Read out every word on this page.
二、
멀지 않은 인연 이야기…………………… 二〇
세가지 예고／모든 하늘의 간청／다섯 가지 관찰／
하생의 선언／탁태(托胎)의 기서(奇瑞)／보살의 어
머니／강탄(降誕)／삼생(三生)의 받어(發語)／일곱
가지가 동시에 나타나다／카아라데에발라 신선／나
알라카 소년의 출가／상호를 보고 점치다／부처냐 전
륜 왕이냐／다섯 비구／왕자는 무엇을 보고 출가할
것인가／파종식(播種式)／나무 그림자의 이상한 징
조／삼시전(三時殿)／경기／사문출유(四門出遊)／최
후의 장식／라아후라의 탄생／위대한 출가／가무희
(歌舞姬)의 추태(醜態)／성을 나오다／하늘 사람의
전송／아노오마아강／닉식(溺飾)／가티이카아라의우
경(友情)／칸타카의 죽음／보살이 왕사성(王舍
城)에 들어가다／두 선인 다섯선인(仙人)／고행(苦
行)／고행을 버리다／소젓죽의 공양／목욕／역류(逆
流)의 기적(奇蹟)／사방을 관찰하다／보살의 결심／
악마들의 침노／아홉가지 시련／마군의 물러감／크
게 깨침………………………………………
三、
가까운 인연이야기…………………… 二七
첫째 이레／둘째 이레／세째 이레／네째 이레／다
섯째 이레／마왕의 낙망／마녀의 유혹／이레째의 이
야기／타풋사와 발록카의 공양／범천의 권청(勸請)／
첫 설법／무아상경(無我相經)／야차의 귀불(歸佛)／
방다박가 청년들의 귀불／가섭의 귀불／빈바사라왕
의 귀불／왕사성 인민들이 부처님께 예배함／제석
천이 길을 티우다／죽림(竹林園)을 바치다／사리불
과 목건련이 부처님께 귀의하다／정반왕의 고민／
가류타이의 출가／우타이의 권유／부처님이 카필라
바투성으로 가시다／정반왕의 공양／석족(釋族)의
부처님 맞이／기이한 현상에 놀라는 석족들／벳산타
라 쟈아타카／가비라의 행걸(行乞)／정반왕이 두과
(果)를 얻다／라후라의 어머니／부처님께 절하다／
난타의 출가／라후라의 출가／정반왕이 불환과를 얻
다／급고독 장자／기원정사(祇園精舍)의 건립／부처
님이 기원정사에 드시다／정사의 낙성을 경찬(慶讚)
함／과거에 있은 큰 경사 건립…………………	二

--

▶ [Exercise]:
All of the records must be retyped exactly as they are.

▶ [Full response]:
Read out every word on this page.
二、
멀지 않은 인연 이야기…………………… 二〇
세가지 예고／모든 하늘의 간청／다섯 가지 관찰／
하생의 선언／탁태(托胎)의 기서(奇瑞)／보살의 어
머니／강탄(降誕)／삼생(三生)의 받어(發語)／일곱
가지가 동시에 나타나다／카아라데에발라 신선／나
알라카 소년의 출가／상호를 보고 점치다／부처냐 전
륜 왕이냐／다섯 비구／왕자는 무엇을 보고 출가할
것인가／파종식(播種式)／나무 그림자의 이상한 징
조／삼시전(三時殿)／경기／사문출유(四門出遊)／최
후의 장식／라아후라의 탄생／위대한 출가／가무희
(歌舞姬)의 추태(醜態)／성을 나오다／하늘 사람의
전송／아노오마아강／닉식(溺飾)／가티이카아라의우
경(友情)／칸타카의 죽음／보살이 왕사성(王舍
城)에 들어가다／두 선인 다섯선인(仙人)／고행(苦
行)／고행을 버리다／소젓죽의 공양／목욕／역류(逆
流)의 기적(奇蹟)／사방을 관찰하다／보살의 결심／
악마들의 침노／아홉가지 시련／마군의 물러감／크
게 깨침………………………………………
三、
가까운 인연이야기…………………… 二七
첫째 이레／둘째 이레／세째 이레／네째 이레／다
섯째 이레／마왕의 낙망／마녀의 유혹／이레째의 이
야기／타풋사와 발록카의 공양／범천의 권청(勸請)／
첫 설법／무아상경(無我相經)／야차의 귀불(歸佛)／
방다박가 청년들의 귀불／가섭의 귀불／빈바사라왕
의 귀불／왕사성 인민들이 부처님께 예배함／제석
천이 길을 티우다／죽림(竹林園)을 바치다／사리불
과 목건련이 부처님께 귀의하다／정반왕의 고민／
가류타이의 출가／우타이의 권유／부처님이 카필라
바투성으로 가시다／정반왕의 공양／석족(釋族)의
부처님 맞이／기이한 현상에 놀라는 석족들／벳산타
라 쟈아타카／가비라의 행걸(行乞)／정반왕이 두과
(果)를 얻다／라후라의 어머니／부처님께 절하다／
난타의 출가／라후라의 출가／정반왕이 불환과를 얻
다／급고독 장자／기원정사(祇園精舍)의 건립／부처
님이 기원정사에 드시다／정사의 낙성을 경찬(慶讚)
함／과거에 있은 큰 경사 건립…………………	二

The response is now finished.